Coordinate annotation records:

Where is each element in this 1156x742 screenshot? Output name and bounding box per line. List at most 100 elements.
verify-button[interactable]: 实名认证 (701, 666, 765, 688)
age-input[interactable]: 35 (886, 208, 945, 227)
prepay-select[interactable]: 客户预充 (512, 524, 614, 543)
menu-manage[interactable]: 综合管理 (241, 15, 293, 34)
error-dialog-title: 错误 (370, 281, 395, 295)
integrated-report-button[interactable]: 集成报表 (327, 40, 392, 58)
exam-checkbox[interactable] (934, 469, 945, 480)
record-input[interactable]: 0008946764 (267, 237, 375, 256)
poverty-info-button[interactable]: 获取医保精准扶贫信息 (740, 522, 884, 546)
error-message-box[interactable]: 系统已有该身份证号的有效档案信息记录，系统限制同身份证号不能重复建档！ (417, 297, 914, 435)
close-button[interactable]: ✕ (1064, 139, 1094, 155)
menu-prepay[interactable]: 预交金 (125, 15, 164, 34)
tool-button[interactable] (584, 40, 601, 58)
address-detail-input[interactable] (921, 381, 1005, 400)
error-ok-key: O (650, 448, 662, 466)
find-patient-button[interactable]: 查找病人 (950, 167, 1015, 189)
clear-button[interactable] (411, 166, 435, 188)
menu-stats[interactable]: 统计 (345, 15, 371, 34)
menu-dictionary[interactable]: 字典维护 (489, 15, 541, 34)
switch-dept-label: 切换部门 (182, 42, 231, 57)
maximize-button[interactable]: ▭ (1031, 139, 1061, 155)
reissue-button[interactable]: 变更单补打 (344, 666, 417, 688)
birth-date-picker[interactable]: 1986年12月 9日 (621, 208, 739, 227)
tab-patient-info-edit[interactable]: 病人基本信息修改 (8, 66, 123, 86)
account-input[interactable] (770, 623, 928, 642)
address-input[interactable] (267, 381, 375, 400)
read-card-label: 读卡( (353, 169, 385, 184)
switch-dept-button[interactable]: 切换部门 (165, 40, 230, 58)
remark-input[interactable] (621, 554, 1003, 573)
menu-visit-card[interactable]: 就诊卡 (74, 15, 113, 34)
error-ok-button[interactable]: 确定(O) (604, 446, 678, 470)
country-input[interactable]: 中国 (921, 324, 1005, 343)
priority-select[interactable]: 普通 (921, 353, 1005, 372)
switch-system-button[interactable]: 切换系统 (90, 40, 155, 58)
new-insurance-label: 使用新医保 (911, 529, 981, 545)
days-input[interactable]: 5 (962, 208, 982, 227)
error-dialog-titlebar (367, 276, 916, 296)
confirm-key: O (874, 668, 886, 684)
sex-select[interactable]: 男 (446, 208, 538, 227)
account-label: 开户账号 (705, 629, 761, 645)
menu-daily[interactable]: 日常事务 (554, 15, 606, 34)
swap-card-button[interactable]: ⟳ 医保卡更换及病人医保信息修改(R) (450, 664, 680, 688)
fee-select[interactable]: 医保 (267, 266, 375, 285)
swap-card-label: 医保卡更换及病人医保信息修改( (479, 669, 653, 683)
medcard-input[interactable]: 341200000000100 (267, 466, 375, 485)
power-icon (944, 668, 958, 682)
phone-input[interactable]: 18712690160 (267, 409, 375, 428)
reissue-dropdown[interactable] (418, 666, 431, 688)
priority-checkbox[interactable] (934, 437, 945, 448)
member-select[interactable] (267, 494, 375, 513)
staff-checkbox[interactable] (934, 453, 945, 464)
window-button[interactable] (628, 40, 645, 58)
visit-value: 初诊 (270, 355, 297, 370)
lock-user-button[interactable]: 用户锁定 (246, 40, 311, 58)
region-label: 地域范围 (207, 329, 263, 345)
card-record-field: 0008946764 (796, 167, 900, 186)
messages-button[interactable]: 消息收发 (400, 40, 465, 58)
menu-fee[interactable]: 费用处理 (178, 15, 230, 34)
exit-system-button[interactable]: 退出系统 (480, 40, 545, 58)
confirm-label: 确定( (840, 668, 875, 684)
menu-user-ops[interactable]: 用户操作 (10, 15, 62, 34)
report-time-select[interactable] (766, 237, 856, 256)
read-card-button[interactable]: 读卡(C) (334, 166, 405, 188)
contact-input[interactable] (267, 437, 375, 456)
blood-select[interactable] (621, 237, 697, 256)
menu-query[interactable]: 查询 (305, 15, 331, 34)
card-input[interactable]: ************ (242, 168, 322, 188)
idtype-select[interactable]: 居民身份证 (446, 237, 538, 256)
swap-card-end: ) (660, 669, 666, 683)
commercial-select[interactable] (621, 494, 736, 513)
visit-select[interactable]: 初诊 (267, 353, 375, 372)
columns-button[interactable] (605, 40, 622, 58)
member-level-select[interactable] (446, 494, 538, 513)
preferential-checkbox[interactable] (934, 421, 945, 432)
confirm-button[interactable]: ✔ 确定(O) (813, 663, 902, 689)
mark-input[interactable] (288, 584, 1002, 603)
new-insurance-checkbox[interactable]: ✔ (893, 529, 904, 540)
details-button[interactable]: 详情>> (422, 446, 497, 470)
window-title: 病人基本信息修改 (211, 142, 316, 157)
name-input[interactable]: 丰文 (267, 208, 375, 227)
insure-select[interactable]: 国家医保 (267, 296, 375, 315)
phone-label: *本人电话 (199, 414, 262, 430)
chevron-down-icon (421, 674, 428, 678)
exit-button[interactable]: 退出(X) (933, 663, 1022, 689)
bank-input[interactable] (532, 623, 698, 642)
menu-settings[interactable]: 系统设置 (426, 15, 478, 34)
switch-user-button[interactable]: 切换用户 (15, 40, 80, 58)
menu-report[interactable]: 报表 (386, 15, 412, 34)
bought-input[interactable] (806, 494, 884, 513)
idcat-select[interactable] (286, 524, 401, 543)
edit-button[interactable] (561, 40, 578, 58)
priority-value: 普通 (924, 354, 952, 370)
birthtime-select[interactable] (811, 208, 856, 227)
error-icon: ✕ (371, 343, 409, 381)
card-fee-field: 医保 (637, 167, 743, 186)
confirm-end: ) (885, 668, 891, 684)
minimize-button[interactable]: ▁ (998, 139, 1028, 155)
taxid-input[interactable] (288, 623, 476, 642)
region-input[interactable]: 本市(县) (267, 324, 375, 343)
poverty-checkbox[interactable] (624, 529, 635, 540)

#### [What is asked]
Copy out the rows verbatim, beginning with the first row and ending after the row that contains "menu-manage[interactable]: 综合管理 (241, 15, 293, 34)".

#### [Output for this task]
Where is each element in this 1156x742 screenshot? Output name and bounding box per line. List at most 100 elements.
verify-button[interactable]: 实名认证 (701, 666, 765, 688)
age-input[interactable]: 35 (886, 208, 945, 227)
prepay-select[interactable]: 客户预充 (512, 524, 614, 543)
menu-manage[interactable]: 综合管理 (241, 15, 293, 34)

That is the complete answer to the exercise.